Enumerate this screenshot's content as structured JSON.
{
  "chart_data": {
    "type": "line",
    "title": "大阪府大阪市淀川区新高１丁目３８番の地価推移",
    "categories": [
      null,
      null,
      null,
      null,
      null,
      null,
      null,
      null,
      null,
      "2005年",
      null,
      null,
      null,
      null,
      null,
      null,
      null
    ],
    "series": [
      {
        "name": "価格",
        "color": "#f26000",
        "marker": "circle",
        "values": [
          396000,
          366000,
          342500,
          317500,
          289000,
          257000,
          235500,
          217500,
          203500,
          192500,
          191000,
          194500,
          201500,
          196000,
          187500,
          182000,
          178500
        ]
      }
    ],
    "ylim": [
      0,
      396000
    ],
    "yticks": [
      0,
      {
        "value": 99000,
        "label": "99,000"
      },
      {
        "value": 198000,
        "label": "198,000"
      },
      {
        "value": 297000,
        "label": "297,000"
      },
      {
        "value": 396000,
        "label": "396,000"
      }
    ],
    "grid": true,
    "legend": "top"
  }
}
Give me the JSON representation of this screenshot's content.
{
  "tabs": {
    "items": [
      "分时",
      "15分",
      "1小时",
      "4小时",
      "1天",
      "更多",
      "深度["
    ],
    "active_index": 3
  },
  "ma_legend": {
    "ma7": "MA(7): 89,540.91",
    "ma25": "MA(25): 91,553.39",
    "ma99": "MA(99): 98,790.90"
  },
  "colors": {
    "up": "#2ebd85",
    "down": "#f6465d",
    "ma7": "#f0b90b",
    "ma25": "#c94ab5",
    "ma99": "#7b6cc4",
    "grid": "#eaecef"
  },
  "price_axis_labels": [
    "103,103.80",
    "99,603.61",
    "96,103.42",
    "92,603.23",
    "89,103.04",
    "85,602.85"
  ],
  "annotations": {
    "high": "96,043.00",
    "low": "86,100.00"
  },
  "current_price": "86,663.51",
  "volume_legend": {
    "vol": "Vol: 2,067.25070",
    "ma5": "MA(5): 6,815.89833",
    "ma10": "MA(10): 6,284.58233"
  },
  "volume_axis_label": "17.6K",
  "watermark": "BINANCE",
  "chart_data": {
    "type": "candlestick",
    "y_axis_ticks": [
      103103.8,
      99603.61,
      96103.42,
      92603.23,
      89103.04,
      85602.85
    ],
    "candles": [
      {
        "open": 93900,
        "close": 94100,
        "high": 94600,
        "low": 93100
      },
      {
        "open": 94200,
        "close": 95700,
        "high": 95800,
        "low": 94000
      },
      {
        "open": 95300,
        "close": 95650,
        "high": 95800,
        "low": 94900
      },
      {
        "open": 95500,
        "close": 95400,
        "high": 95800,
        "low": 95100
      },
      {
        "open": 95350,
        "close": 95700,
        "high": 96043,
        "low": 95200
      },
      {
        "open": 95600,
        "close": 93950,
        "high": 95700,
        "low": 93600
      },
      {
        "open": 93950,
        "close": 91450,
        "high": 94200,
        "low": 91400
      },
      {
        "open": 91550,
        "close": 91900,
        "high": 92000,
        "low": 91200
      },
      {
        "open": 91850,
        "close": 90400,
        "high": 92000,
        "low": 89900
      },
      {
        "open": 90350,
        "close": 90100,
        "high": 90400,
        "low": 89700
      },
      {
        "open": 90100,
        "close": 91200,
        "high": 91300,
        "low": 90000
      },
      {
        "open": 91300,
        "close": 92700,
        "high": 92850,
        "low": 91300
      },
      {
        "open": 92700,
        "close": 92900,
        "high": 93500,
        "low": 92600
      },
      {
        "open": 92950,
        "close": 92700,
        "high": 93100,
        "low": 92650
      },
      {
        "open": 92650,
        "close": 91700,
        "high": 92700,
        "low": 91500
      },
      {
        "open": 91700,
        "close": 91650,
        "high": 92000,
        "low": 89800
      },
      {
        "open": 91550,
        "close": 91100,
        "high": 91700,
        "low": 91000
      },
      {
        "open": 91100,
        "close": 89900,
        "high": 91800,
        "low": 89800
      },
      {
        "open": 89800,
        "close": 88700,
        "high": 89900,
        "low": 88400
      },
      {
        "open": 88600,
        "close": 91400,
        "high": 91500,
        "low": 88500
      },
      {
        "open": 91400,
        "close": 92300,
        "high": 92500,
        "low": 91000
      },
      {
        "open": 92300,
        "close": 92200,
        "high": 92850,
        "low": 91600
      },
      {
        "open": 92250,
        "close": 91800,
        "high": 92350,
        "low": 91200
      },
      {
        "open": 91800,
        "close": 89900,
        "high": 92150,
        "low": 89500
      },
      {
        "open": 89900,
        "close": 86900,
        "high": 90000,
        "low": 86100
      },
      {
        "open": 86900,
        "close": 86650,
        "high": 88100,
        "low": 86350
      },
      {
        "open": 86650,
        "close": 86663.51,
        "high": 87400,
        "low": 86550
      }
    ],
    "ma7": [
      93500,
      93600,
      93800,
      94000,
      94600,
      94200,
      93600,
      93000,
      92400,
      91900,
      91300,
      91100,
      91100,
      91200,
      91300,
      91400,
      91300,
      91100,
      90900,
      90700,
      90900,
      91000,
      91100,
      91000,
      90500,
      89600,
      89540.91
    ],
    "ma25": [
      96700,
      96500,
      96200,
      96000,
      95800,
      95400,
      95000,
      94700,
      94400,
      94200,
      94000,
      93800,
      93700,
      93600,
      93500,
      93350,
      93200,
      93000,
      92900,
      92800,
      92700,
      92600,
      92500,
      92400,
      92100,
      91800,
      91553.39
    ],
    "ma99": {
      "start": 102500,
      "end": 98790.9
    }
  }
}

··········

Exercise aim: Spot every line that holds "this" and copy it.

Solution:
Enumerate this screenshot's content as structured JSON.
Give me the JSON representation of this screenshot's content.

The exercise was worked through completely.